Vorgegebener Text
Le Big TamTam und das verlorene Kuckucksei

So, da bin ich wieder. Sie werden meine Abwesenheit gar nicht bemerkt haben, denn ich habe fleißig vorproduziert. Nur den Kommentierenden wird vermutlich aufgefallen sein, dass eine Antwort meinerseits auf sich warten ließ.

Aber jetzt bin ich ja wieder da! 3 Tage Kurzstrecke – Frühaufsteher. Gewonnen aus dem Bereitschaftsdienst. Und das Wörtchen Frühaufsteher können Sie ruhig wörtlich nehmen: Um 03:00 Uhr klingelte der Wecker. Ganz so als ob ich eine Lerche wäre. Dabei wurde mir als passionierte Langschläfer-Eule nur das Lerchenkostüm übergestreift.

So werfe ich mir um 04:30 Uhr den Talar um (so nenne ich das unförmige Uniformkleid) und stöckle los zum Bahnhof. Mit mir sind um diese Uhrzeit nur Reisewillige und Flughafenpersonal unterwegs. Die S-Bahn gen Flughafen ist gut besucht.

Am ersten Tag geht es für mich erst nach München (hin und zurück) und dann nach Hamburg, wo wir schließlich aussteigen. Schon auf dem Weg zum Hotel sind allerhand Flower-Power-Anhänger:innen unterwegs. “Ach ja, es ist Schlagermove!”, stöhnt die Kollegin, die jahrelang in Hamburg wohnte. Was das sei, will ich von ihr wissen. Sie erklärt uns Unwissenden das Konzept dahinter. Ich vermute, die Veranstaltung steht nicht auf meiner “Unbedingt machen!”-Liste.

Im Hotel angekommen wechsle ich in Privatklamotten und habe endlich einmal Zeit, Planten un Bloomen zu besuchen.

Daten
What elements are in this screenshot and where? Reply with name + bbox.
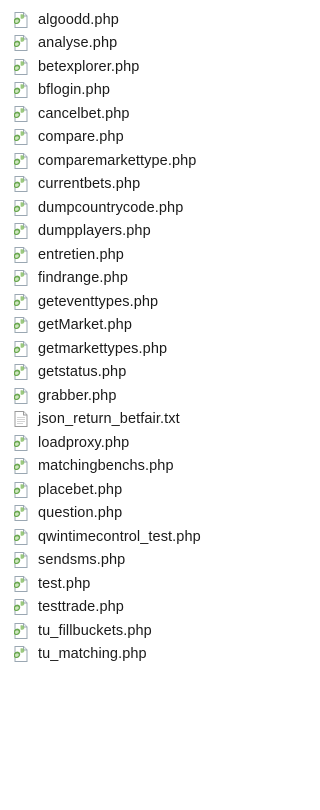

* * *

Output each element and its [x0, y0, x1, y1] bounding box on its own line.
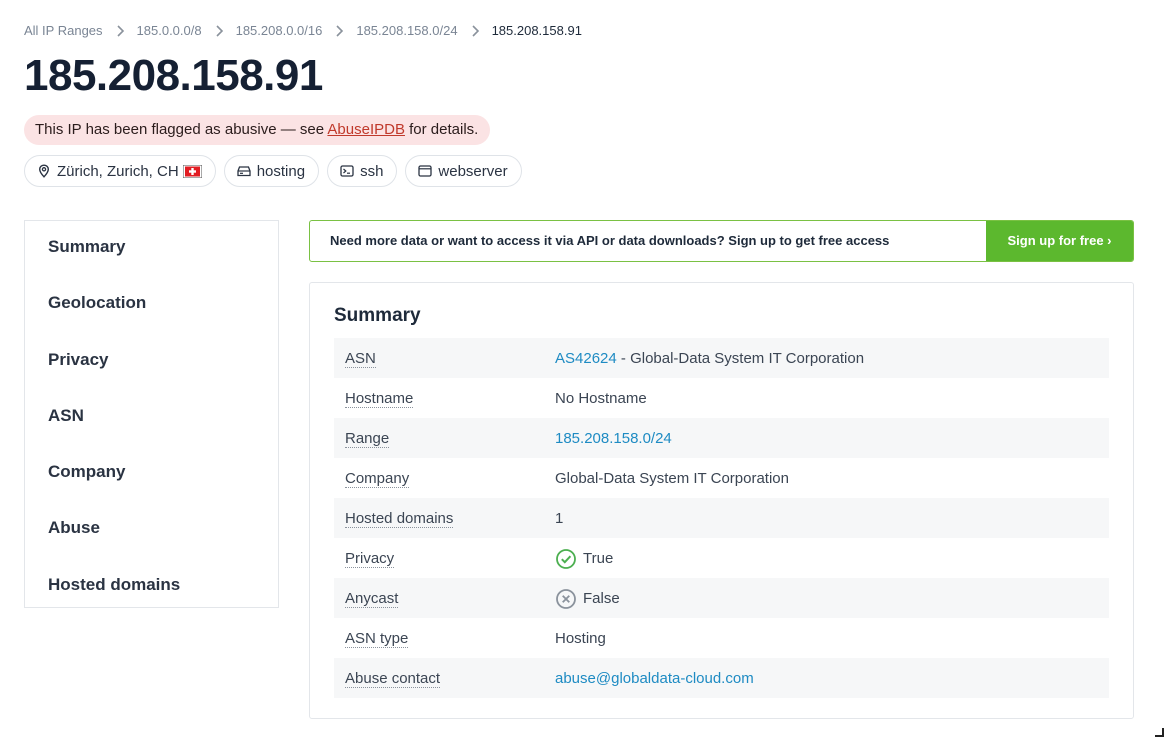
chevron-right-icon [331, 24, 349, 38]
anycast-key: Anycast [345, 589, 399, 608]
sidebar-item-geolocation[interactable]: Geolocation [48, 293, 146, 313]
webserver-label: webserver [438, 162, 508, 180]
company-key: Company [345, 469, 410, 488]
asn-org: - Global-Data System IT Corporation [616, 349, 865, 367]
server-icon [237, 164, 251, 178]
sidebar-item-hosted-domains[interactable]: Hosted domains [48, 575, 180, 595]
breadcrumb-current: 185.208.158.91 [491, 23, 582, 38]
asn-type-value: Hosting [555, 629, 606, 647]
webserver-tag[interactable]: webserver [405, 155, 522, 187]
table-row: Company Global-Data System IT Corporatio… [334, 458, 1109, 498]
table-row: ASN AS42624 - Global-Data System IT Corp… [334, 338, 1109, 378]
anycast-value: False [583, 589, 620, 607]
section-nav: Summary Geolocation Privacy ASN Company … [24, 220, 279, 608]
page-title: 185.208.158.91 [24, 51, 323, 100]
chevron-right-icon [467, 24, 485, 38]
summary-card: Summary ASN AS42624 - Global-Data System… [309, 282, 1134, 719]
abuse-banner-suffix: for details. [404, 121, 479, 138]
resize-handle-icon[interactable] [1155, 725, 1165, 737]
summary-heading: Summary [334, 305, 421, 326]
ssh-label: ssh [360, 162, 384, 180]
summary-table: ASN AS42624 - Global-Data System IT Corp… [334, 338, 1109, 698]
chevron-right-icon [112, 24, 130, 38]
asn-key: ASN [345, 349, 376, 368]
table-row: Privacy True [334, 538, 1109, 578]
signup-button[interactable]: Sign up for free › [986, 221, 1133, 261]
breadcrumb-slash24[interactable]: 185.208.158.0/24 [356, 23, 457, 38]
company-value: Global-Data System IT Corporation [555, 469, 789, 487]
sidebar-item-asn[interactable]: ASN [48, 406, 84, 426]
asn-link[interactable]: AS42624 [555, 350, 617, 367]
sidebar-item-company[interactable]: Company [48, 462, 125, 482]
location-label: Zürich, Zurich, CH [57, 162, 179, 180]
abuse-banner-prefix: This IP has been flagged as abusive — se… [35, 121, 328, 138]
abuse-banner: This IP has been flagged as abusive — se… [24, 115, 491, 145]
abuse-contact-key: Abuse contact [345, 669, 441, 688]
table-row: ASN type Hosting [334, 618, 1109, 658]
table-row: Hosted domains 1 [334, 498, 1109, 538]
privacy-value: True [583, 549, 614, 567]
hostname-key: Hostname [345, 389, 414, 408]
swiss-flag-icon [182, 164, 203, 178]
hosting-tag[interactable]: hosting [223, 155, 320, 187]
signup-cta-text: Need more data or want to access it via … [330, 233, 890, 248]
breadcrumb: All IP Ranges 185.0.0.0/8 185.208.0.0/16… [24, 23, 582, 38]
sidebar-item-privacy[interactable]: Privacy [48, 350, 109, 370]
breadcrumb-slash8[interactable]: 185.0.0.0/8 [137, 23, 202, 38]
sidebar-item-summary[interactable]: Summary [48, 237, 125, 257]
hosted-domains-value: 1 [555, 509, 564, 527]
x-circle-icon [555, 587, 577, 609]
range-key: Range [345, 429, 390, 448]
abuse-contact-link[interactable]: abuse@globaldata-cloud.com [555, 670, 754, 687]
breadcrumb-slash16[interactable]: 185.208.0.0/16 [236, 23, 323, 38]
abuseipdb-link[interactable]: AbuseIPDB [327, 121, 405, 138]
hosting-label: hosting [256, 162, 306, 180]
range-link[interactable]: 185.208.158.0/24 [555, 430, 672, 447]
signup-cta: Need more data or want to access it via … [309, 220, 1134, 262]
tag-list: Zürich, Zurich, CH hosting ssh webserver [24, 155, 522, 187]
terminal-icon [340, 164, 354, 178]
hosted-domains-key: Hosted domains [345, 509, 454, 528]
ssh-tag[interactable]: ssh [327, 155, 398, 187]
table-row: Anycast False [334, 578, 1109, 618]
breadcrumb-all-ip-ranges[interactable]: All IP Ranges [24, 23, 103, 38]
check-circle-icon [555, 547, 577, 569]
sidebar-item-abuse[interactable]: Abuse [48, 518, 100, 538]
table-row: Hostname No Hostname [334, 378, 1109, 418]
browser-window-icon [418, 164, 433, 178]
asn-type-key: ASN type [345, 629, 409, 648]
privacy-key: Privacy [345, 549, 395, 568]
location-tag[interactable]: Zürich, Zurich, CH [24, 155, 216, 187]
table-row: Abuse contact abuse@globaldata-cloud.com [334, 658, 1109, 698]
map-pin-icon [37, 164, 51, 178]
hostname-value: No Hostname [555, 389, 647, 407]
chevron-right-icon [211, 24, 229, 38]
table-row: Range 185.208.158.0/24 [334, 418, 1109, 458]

Aufgaben
[1] Überarbeite im vorgegebenen Text den Abschnitt von „Aber jetzt bin“ bis „das Lerchenkostüm übergestreift.“, indem du „Wecker“ durch „Handywecker“ ersetzt, und gib den Abschnitt vollständig wieder.
[2] Welche Orte werden im vorgegebenen Text mit ihrem Eigennamen genannt? Zähle alle auf.
Die Datensätze haben hierfür keine Bedeutung.

Antworten pro Aufgabe
[1]
Aber jetzt bin ich ja wieder da! 3 Tage Kurzstrecke – Frühaufsteher. Gewonnen aus dem Bereitschaftsdienst. Und das Wörtchen Frühaufsteher können Sie ruhig wörtlich nehmen: Um 03:00 Uhr klingelte der Handywecker. Ganz so als ob ich eine Lerche wäre. Dabei wurde mir als passionierte Langschläfer-Eule nur das Lerchenkostüm übergestreift.

[2] München, Hamburg, Planten un Bloomen